§ Text shown
────────────────

The average home loan can last 30 years, and over that time you may pay hundreds of thousands of dollars in interest to your lender.
While we all accept this when we take on a home loan, there are ways to reduce the length of the loan and subsequently, reduce the total interest repaid in the process.
Here are our tips on reducing the length of your home loan.
Make extra repayments
When you take out a home loan, ensure your lender allows extra repayments. Check with your lender as most fixed rate loans limit extra repayments or lump sum repayments.
Extra repayments made will go towards paying off the principal (the amount you borrowed).
Paying off chunks of the principal reduces the amount you owe and with most loans, the less principal you owe, the less interest you’re charged.
This will both reduce the life of the loan, and the interest you are paying off.
Pay fortnightly or weekly
Repaying fortnightly or weekly can help you pay off your mortgage years earlier and save tens of thousands in interest.
Helpful tool: Home loan frequency calculator
Fortnightly repayments
Since there are 12 months in a year, but 26 fortnights and 52 weeks - fortnightly or weekly payments can help you make an extra month’s worth of monthly repayments each year without you even realising it.
Let's say you're looking at taking out a $450,000 home loan for 30 years at an interest rate of 2.50% p.a. You're unsure whether to pay monthly or fortnightly and decide to calculate how much you could save by paying fortnightly.
Assuming the fortnightly principal and interest repayments are exactly half the monthly repayments, here’s how to calculate fortnightly mortgage repayments. Note these examples assume your interest rate never changes, when it most likely will over 30 years.
Paying fortnightly vs monthly: Entire loan term interest savings
|
Monthly |
Fortnightly |
Repayments per year |
$19,959 |
$21,623 |
Total repayments (principal + interest) |
$598,783 |
$582,140 |
Total Interest cost |
$148,783 |
132,141 |
Total interest saved |
N/A |
$16,643 |
Time to pay off loan |
30 years |
26 years, 11 months |
Time saved |
N/A |
3 years, 1 month |
Source: Repayment Frequency Calculator.
In this example, deciding to pay off your mortgage fortnightly would help pay off your loan three years and one month earlier compared to paying monthly, but importantly it would also save you more than $16,000 in total interest costs.
Interest accrues daily, so paying weekly will save you more again, by a fractional amount. This can also put you under financial stress if your pay is fortnightly, but your repayments are weekly. Choose the repayment schedule that’s best for you.

────────────────

§ Data listing
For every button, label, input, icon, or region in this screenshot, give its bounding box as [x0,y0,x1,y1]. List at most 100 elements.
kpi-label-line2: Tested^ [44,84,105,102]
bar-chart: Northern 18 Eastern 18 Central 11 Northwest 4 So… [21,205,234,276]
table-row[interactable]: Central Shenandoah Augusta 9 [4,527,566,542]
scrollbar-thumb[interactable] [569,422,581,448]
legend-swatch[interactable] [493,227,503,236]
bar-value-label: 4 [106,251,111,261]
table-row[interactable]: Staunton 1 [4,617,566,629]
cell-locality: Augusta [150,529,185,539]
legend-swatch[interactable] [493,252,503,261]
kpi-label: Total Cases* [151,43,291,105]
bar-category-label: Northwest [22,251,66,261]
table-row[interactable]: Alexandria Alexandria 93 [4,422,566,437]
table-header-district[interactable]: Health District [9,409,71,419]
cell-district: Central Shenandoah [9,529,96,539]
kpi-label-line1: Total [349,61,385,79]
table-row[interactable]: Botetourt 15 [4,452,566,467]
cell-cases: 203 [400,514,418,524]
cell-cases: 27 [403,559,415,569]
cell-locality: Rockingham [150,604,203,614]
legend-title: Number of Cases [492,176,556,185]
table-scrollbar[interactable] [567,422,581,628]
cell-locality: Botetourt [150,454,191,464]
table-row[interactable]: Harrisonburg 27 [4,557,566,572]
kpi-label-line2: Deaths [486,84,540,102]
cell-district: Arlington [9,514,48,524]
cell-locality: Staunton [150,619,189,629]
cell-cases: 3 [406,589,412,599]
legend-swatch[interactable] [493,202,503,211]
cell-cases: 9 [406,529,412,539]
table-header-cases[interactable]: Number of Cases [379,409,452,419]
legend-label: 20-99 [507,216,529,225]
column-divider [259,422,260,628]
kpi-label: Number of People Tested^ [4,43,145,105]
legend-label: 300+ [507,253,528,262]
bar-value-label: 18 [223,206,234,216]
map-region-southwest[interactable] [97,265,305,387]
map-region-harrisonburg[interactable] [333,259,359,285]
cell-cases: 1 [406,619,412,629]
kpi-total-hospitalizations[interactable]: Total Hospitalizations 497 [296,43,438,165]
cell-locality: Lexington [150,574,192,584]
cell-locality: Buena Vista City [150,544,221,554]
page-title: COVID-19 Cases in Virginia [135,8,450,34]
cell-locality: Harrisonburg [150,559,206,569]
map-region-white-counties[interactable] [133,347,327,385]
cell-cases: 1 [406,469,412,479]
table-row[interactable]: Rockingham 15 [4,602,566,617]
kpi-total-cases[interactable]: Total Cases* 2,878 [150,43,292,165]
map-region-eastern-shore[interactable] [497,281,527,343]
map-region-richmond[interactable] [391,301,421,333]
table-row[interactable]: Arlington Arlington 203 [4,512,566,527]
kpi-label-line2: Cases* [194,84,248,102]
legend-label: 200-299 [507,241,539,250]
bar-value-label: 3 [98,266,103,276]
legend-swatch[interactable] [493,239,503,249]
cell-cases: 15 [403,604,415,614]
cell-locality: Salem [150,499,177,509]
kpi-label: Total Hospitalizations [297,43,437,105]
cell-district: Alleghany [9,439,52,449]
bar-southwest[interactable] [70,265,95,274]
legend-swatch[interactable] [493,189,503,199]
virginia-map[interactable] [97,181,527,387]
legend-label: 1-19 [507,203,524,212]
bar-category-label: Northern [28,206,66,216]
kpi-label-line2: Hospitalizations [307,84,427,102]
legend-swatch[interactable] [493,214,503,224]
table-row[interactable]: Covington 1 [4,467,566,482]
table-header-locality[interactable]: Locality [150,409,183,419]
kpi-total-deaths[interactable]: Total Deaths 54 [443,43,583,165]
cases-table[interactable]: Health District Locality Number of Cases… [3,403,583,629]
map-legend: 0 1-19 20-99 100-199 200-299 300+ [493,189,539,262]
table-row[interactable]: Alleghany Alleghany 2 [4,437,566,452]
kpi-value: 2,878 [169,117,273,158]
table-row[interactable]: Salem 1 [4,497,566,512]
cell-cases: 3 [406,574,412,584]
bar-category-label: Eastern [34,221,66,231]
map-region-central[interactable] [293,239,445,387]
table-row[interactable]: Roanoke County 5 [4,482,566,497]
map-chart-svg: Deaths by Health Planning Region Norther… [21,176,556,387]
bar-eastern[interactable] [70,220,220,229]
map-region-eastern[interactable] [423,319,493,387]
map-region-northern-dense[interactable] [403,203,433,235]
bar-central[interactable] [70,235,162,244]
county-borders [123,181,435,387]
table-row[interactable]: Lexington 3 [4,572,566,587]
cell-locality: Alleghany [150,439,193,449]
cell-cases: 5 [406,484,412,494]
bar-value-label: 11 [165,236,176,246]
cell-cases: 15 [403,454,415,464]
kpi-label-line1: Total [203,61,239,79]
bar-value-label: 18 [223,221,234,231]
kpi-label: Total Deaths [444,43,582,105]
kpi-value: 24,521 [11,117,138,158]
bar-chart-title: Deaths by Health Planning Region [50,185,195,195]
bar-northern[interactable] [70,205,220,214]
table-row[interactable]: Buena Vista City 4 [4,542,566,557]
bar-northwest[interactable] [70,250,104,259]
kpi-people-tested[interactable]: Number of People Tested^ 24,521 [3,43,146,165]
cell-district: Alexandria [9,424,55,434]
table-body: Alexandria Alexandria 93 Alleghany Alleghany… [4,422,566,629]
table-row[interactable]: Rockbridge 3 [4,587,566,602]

────────────────

§ Task goal
Reproduce the home loan text word for word, everything from "Extra repayments made" down to "interest you’re charged.".

§ Answer to this problem
Extra repayments made will go towards paying off the principal (the amount you borrowed).
Paying off chunks of the principal reduces the amount you owe and with most loans, the less principal you owe, the less interest you’re charged.